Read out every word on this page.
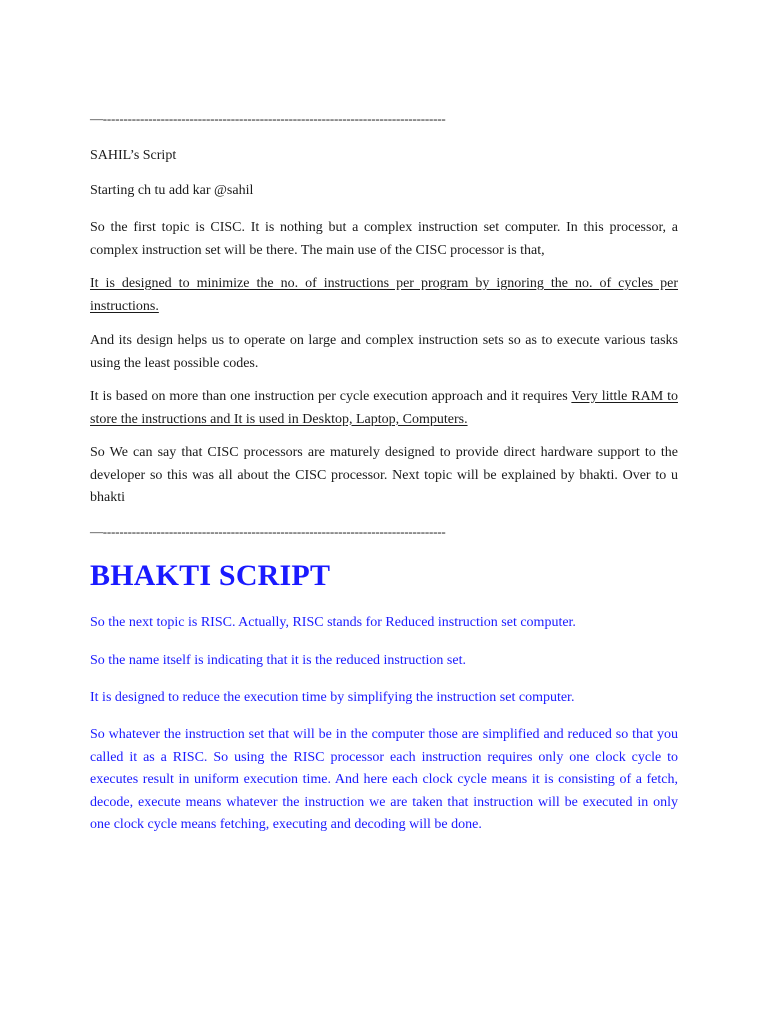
—-----------------------------------------------------------------------------------

SAHIL’s Script

Starting ch tu add kar @sahil

So the first topic is CISC. It is nothing but a complex instruction set computer. In this processor, a complex instruction set will be there. The main use of the CISC processor is that,

It is designed to minimize the no. of instructions per program by ignoring the no. of cycles per instructions.

And its design helps us to operate on large and complex instruction sets so as to execute various tasks using the least possible codes.

It is based on more than one instruction per cycle execution approach and it requires Very little RAM to store the instructions and It is used in Desktop, Laptop, Computers.

So We can say that CISC processors are maturely designed to provide direct hardware support to the developer so this was all about the CISC processor. Next topic will be explained by bhakti. Over to u bhakti

—-----------------------------------------------------------------------------------
BHAKTI SCRIPT

So the next topic is RISC. Actually, RISC stands for Reduced instruction set computer.

So the name itself is indicating that it is the reduced instruction set.

It is designed to reduce the execution time by simplifying the instruction set computer.

So whatever the instruction set that will be in the computer those are simplified and reduced so that you called it as a RISC. So using the RISC processor each instruction requires only one clock cycle to executes result in uniform execution time. And here each clock cycle means it is consisting of a fetch, decode, execute means whatever the instruction we are taken that instruction will be executed in only one clock cycle means fetching, executing and decoding will be done.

:::

→ Task to complete: Output the lines above in full and exactly as given, omitting any pictures.

→ Result for this task:
Read out every word on this page.
—-----------------------------------------------------------------------------------

SAHIL’s Script

Starting ch tu add kar @sahil

So the first topic is CISC. It is nothing but a complex instruction set computer. In this processor, a complex instruction set will be there. The main use of the CISC processor is that,

It is designed to minimize the no. of instructions per program by ignoring the no. of cycles per instructions.

And its design helps us to operate on large and complex instruction sets so as to execute various tasks using the least possible codes.

It is based on more than one instruction per cycle execution approach and it requires Very little RAM to store the instructions and It is used in Desktop, Laptop, Computers.

So We can say that CISC processors are maturely designed to provide direct hardware support to the developer so this was all about the CISC processor. Next topic will be explained by bhakti. Over to u bhakti

—-----------------------------------------------------------------------------------
BHAKTI SCRIPT

So the next topic is RISC. Actually, RISC stands for Reduced instruction set computer.

So the name itself is indicating that it is the reduced instruction set.

It is designed to reduce the execution time by simplifying the instruction set computer.

So whatever the instruction set that will be in the computer those are simplified and reduced so that you called it as a RISC. So using the RISC processor each instruction requires only one clock cycle to executes result in uniform execution time. And here each clock cycle means it is consisting of a fetch, decode, execute means whatever the instruction we are taken that instruction will be executed in only one clock cycle means fetching, executing and decoding will be done.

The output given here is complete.